[Start]

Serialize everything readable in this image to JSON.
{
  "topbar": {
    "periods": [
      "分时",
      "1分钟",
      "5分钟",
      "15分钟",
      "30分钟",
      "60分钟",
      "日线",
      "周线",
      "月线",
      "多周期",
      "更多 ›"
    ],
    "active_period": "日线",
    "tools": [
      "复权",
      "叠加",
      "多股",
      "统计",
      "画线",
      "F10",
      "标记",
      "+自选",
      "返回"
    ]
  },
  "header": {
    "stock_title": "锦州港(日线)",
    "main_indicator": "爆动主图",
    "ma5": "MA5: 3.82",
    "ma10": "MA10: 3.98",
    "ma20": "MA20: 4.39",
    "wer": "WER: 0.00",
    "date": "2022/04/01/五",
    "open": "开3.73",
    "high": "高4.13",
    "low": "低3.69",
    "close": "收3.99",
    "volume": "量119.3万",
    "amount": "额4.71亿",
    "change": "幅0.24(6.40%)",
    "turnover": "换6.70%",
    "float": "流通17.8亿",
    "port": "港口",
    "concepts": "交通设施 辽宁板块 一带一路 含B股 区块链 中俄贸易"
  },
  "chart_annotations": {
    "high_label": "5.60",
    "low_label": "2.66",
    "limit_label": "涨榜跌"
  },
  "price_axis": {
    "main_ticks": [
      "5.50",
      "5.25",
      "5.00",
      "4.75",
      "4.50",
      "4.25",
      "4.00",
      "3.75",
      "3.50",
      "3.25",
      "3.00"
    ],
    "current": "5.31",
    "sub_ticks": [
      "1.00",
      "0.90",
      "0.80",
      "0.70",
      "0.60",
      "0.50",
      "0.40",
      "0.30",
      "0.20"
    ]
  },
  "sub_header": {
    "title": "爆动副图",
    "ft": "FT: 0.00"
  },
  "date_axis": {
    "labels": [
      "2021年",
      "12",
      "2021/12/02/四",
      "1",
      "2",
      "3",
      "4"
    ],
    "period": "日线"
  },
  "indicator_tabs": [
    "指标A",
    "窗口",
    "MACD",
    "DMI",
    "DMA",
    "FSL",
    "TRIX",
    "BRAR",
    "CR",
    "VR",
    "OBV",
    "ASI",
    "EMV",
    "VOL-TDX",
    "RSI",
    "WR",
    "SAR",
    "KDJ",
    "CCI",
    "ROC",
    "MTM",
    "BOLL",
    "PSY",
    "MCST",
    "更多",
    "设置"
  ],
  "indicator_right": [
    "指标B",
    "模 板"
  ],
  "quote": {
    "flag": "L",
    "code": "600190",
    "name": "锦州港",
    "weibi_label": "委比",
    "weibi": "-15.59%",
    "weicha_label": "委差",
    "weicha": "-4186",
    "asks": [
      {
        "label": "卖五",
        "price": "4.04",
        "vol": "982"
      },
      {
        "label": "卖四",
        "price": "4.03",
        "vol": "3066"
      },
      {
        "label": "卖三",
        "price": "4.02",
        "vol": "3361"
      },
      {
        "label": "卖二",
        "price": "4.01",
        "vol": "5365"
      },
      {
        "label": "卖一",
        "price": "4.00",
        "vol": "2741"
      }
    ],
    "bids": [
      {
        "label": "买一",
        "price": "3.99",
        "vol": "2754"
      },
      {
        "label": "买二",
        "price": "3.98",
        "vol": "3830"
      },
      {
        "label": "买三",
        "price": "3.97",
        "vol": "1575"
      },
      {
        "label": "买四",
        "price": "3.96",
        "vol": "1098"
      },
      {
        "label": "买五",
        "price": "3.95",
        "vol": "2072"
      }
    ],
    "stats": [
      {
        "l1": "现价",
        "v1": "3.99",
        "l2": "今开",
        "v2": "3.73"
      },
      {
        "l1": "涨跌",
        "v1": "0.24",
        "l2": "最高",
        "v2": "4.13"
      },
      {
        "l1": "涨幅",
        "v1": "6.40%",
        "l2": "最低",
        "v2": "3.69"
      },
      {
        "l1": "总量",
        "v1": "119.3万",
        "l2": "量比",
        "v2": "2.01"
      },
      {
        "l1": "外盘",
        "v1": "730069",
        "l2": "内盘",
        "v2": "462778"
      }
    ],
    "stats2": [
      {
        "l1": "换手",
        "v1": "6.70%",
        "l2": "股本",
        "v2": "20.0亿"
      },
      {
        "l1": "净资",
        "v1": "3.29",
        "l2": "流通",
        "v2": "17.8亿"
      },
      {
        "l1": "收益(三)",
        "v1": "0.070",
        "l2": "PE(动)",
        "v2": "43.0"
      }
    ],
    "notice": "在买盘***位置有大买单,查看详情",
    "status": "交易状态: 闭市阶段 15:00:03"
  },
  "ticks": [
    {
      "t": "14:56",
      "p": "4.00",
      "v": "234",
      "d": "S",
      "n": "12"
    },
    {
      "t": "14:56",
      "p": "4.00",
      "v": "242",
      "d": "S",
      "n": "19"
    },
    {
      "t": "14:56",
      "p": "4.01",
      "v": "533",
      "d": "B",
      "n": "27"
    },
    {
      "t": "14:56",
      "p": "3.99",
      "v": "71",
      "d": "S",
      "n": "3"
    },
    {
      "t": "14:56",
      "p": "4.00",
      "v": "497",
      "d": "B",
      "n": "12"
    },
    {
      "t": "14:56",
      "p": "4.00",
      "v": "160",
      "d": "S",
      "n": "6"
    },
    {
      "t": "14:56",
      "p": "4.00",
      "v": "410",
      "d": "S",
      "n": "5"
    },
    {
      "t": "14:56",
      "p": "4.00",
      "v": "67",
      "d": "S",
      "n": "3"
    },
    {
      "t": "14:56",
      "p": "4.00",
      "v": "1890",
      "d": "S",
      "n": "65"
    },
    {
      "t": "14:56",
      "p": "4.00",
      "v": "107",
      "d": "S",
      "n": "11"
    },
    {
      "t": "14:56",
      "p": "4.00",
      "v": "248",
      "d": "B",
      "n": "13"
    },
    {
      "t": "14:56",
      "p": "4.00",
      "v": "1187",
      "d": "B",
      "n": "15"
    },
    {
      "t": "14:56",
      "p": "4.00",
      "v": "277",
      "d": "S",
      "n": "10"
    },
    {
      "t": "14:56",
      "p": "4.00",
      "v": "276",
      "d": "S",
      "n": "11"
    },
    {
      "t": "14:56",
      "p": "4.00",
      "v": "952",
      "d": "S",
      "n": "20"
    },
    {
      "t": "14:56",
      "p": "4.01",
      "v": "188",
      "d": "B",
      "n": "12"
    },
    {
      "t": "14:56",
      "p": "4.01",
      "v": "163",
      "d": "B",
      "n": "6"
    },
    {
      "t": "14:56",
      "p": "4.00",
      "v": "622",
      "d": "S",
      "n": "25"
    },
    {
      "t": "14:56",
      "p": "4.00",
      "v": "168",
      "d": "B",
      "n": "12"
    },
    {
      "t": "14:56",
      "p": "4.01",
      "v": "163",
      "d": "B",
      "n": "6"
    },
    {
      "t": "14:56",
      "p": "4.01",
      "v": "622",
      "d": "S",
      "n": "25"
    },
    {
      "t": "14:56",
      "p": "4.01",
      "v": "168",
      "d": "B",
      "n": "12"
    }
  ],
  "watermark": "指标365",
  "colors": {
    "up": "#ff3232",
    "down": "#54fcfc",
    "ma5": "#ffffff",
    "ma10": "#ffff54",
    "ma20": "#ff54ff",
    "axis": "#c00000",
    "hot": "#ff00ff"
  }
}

[End]

■ Problem to solve: Please set down all the data word for word.

■ Task output:
Serialize everything readable in this image to JSON.
{
  "topbar": {
    "periods": [
      "分时",
      "1分钟",
      "5分钟",
      "15分钟",
      "30分钟",
      "60分钟",
      "日线",
      "周线",
      "月线",
      "多周期",
      "更多 ›"
    ],
    "active_period": "日线",
    "tools": [
      "复权",
      "叠加",
      "多股",
      "统计",
      "画线",
      "F10",
      "标记",
      "+自选",
      "返回"
    ]
  },
  "header": {
    "stock_title": "锦州港(日线)",
    "main_indicator": "爆动主图",
    "ma5": "MA5: 3.82",
    "ma10": "MA10: 3.98",
    "ma20": "MA20: 4.39",
    "wer": "WER: 0.00",
    "date": "2022/04/01/五",
    "open": "开3.73",
    "high": "高4.13",
    "low": "低3.69",
    "close": "收3.99",
    "volume": "量119.3万",
    "amount": "额4.71亿",
    "change": "幅0.24(6.40%)",
    "turnover": "换6.70%",
    "float": "流通17.8亿",
    "port": "港口",
    "concepts": "交通设施 辽宁板块 一带一路 含B股 区块链 中俄贸易"
  },
  "chart_annotations": {
    "high_label": "5.60",
    "low_label": "2.66",
    "limit_label": "涨榜跌"
  },
  "price_axis": {
    "main_ticks": [
      "5.50",
      "5.25",
      "5.00",
      "4.75",
      "4.50",
      "4.25",
      "4.00",
      "3.75",
      "3.50",
      "3.25",
      "3.00"
    ],
    "current": "5.31",
    "sub_ticks": [
      "1.00",
      "0.90",
      "0.80",
      "0.70",
      "0.60",
      "0.50",
      "0.40",
      "0.30",
      "0.20"
    ]
  },
  "sub_header": {
    "title": "爆动副图",
    "ft": "FT: 0.00"
  },
  "date_axis": {
    "labels": [
      "2021年",
      "12",
      "2021/12/02/四",
      "1",
      "2",
      "3",
      "4"
    ],
    "period": "日线"
  },
  "indicator_tabs": [
    "指标A",
    "窗口",
    "MACD",
    "DMI",
    "DMA",
    "FSL",
    "TRIX",
    "BRAR",
    "CR",
    "VR",
    "OBV",
    "ASI",
    "EMV",
    "VOL-TDX",
    "RSI",
    "WR",
    "SAR",
    "KDJ",
    "CCI",
    "ROC",
    "MTM",
    "BOLL",
    "PSY",
    "MCST",
    "更多",
    "设置"
  ],
  "indicator_right": [
    "指标B",
    "模 板"
  ],
  "quote": {
    "flag": "L",
    "code": "600190",
    "name": "锦州港",
    "weibi_label": "委比",
    "weibi": "-15.59%",
    "weicha_label": "委差",
    "weicha": "-4186",
    "asks": [
      {
        "label": "卖五",
        "price": "4.04",
        "vol": "982"
      },
      {
        "label": "卖四",
        "price": "4.03",
        "vol": "3066"
      },
      {
        "label": "卖三",
        "price": "4.02",
        "vol": "3361"
      },
      {
        "label": "卖二",
        "price": "4.01",
        "vol": "5365"
      },
      {
        "label": "卖一",
        "price": "4.00",
        "vol": "2741"
      }
    ],
    "bids": [
      {
        "label": "买一",
        "price": "3.99",
        "vol": "2754"
      },
      {
        "label": "买二",
        "price": "3.98",
        "vol": "3830"
      },
      {
        "label": "买三",
        "price": "3.97",
        "vol": "1575"
      },
      {
        "label": "买四",
        "price": "3.96",
        "vol": "1098"
      },
      {
        "label": "买五",
        "price": "3.95",
        "vol": "2072"
      }
    ],
    "stats": [
      {
        "l1": "现价",
        "v1": "3.99",
        "l2": "今开",
        "v2": "3.73"
      },
      {
        "l1": "涨跌",
        "v1": "0.24",
        "l2": "最高",
        "v2": "4.13"
      },
      {
        "l1": "涨幅",
        "v1": "6.40%",
        "l2": "最低",
        "v2": "3.69"
      },
      {
        "l1": "总量",
        "v1": "119.3万",
        "l2": "量比",
        "v2": "2.01"
      },
      {
        "l1": "外盘",
        "v1": "730069",
        "l2": "内盘",
        "v2": "462778"
      }
    ],
    "stats2": [
      {
        "l1": "换手",
        "v1": "6.70%",
        "l2": "股本",
        "v2": "20.0亿"
      },
      {
        "l1": "净资",
        "v1": "3.29",
        "l2": "流通",
        "v2": "17.8亿"
      },
      {
        "l1": "收益(三)",
        "v1": "0.070",
        "l2": "PE(动)",
        "v2": "43.0"
      }
    ],
    "notice": "在买盘***位置有大买单,查看详情",
    "status": "交易状态: 闭市阶段 15:00:03"
  },
  "ticks": [
    {
      "t": "14:56",
      "p": "4.00",
      "v": "234",
      "d": "S",
      "n": "12"
    },
    {
      "t": "14:56",
      "p": "4.00",
      "v": "242",
      "d": "S",
      "n": "19"
    },
    {
      "t": "14:56",
      "p": "4.01",
      "v": "533",
      "d": "B",
      "n": "27"
    },
    {
      "t": "14:56",
      "p": "3.99",
      "v": "71",
      "d": "S",
      "n": "3"
    },
    {
      "t": "14:56",
      "p": "4.00",
      "v": "497",
      "d": "B",
      "n": "12"
    },
    {
      "t": "14:56",
      "p": "4.00",
      "v": "160",
      "d": "S",
      "n": "6"
    },
    {
      "t": "14:56",
      "p": "4.00",
      "v": "410",
      "d": "S",
      "n": "5"
    },
    {
      "t": "14:56",
      "p": "4.00",
      "v": "67",
      "d": "S",
      "n": "3"
    },
    {
      "t": "14:56",
      "p": "4.00",
      "v": "1890",
      "d": "S",
      "n": "65"
    },
    {
      "t": "14:56",
      "p": "4.00",
      "v": "107",
      "d": "S",
      "n": "11"
    },
    {
      "t": "14:56",
      "p": "4.00",
      "v": "248",
      "d": "B",
      "n": "13"
    },
    {
      "t": "14:56",
      "p": "4.00",
      "v": "1187",
      "d": "B",
      "n": "15"
    },
    {
      "t": "14:56",
      "p": "4.00",
      "v": "277",
      "d": "S",
      "n": "10"
    },
    {
      "t": "14:56",
      "p": "4.00",
      "v": "276",
      "d": "S",
      "n": "11"
    },
    {
      "t": "14:56",
      "p": "4.00",
      "v": "952",
      "d": "S",
      "n": "20"
    },
    {
      "t": "14:56",
      "p": "4.01",
      "v": "188",
      "d": "B",
      "n": "12"
    },
    {
      "t": "14:56",
      "p": "4.01",
      "v": "163",
      "d": "B",
      "n": "6"
    },
    {
      "t": "14:56",
      "p": "4.00",
      "v": "622",
      "d": "S",
      "n": "25"
    },
    {
      "t": "14:56",
      "p": "4.00",
      "v": "168",
      "d": "B",
      "n": "12"
    },
    {
      "t": "14:56",
      "p": "4.01",
      "v": "163",
      "d": "B",
      "n": "6"
    },
    {
      "t": "14:56",
      "p": "4.01",
      "v": "622",
      "d": "S",
      "n": "25"
    },
    {
      "t": "14:56",
      "p": "4.01",
      "v": "168",
      "d": "B",
      "n": "12"
    }
  ],
  "watermark": "指标365",
  "colors": {
    "up": "#ff3232",
    "down": "#54fcfc",
    "ma5": "#ffffff",
    "ma10": "#ffff54",
    "ma20": "#ff54ff",
    "axis": "#c00000",
    "hot": "#ff00ff"
  }
}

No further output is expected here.